* **Direction**: Return the listing word for word, as given.

-- start --

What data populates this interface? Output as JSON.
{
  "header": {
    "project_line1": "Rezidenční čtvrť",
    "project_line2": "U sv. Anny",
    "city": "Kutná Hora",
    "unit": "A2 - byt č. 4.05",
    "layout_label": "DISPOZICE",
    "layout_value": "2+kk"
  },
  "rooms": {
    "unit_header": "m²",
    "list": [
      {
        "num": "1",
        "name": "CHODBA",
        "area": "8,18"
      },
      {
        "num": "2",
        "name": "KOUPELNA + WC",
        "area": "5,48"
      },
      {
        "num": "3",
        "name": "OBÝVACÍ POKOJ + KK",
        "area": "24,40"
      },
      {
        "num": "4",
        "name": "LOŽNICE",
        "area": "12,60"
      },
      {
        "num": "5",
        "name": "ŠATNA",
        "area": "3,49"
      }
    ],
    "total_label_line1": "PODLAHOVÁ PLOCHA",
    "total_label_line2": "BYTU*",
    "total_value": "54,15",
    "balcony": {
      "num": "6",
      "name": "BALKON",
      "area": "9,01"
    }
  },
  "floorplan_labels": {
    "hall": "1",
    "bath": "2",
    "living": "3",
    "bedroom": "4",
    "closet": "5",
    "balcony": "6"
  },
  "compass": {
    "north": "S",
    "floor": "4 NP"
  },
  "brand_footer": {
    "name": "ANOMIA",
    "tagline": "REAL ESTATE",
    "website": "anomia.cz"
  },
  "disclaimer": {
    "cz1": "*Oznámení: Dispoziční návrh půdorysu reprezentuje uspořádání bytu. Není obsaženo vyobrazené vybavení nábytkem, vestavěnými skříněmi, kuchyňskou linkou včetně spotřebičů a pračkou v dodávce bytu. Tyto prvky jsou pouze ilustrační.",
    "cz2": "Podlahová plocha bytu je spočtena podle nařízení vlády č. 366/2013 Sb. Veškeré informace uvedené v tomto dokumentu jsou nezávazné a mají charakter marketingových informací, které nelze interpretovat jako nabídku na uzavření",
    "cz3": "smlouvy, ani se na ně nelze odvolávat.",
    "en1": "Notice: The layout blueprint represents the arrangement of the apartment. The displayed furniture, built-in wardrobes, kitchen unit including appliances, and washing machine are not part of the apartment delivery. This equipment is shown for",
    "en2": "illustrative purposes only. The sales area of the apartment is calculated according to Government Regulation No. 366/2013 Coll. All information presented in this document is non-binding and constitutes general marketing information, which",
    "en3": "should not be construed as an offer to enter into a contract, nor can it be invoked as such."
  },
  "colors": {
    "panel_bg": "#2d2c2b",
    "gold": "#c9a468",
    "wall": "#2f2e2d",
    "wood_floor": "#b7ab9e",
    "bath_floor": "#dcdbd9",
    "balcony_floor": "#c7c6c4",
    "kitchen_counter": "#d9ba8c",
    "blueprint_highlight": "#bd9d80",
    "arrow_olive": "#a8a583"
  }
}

-- end --

* **Response below**:
What data populates this interface? Output as JSON.
{
  "header": {
    "project_line1": "Rezidenční čtvrť",
    "project_line2": "U sv. Anny",
    "city": "Kutná Hora",
    "unit": "A2 - byt č. 4.05",
    "layout_label": "DISPOZICE",
    "layout_value": "2+kk"
  },
  "rooms": {
    "unit_header": "m²",
    "list": [
      {
        "num": "1",
        "name": "CHODBA",
        "area": "8,18"
      },
      {
        "num": "2",
        "name": "KOUPELNA + WC",
        "area": "5,48"
      },
      {
        "num": "3",
        "name": "OBÝVACÍ POKOJ + KK",
        "area": "24,40"
      },
      {
        "num": "4",
        "name": "LOŽNICE",
        "area": "12,60"
      },
      {
        "num": "5",
        "name": "ŠATNA",
        "area": "3,49"
      }
    ],
    "total_label_line1": "PODLAHOVÁ PLOCHA",
    "total_label_line2": "BYTU*",
    "total_value": "54,15",
    "balcony": {
      "num": "6",
      "name": "BALKON",
      "area": "9,01"
    }
  },
  "floorplan_labels": {
    "hall": "1",
    "bath": "2",
    "living": "3",
    "bedroom": "4",
    "closet": "5",
    "balcony": "6"
  },
  "compass": {
    "north": "S",
    "floor": "4 NP"
  },
  "brand_footer": {
    "name": "ANOMIA",
    "tagline": "REAL ESTATE",
    "website": "anomia.cz"
  },
  "disclaimer": {
    "cz1": "*Oznámení: Dispoziční návrh půdorysu reprezentuje uspořádání bytu. Není obsaženo vyobrazené vybavení nábytkem, vestavěnými skříněmi, kuchyňskou linkou včetně spotřebičů a pračkou v dodávce bytu. Tyto prvky jsou pouze ilustrační.",
    "cz2": "Podlahová plocha bytu je spočtena podle nařízení vlády č. 366/2013 Sb. Veškeré informace uvedené v tomto dokumentu jsou nezávazné a mají charakter marketingových informací, které nelze interpretovat jako nabídku na uzavření",
    "cz3": "smlouvy, ani se na ně nelze odvolávat.",
    "en1": "Notice: The layout blueprint represents the arrangement of the apartment. The displayed furniture, built-in wardrobes, kitchen unit including appliances, and washing machine are not part of the apartment delivery. This equipment is shown for",
    "en2": "illustrative purposes only. The sales area of the apartment is calculated according to Government Regulation No. 366/2013 Coll. All information presented in this document is non-binding and constitutes general marketing information, which",
    "en3": "should not be construed as an offer to enter into a contract, nor can it be invoked as such."
  },
  "colors": {
    "panel_bg": "#2d2c2b",
    "gold": "#c9a468",
    "wall": "#2f2e2d",
    "wood_floor": "#b7ab9e",
    "bath_floor": "#dcdbd9",
    "balcony_floor": "#c7c6c4",
    "kitchen_counter": "#d9ba8c",
    "blueprint_highlight": "#bd9d80",
    "arrow_olive": "#a8a583"
  }
}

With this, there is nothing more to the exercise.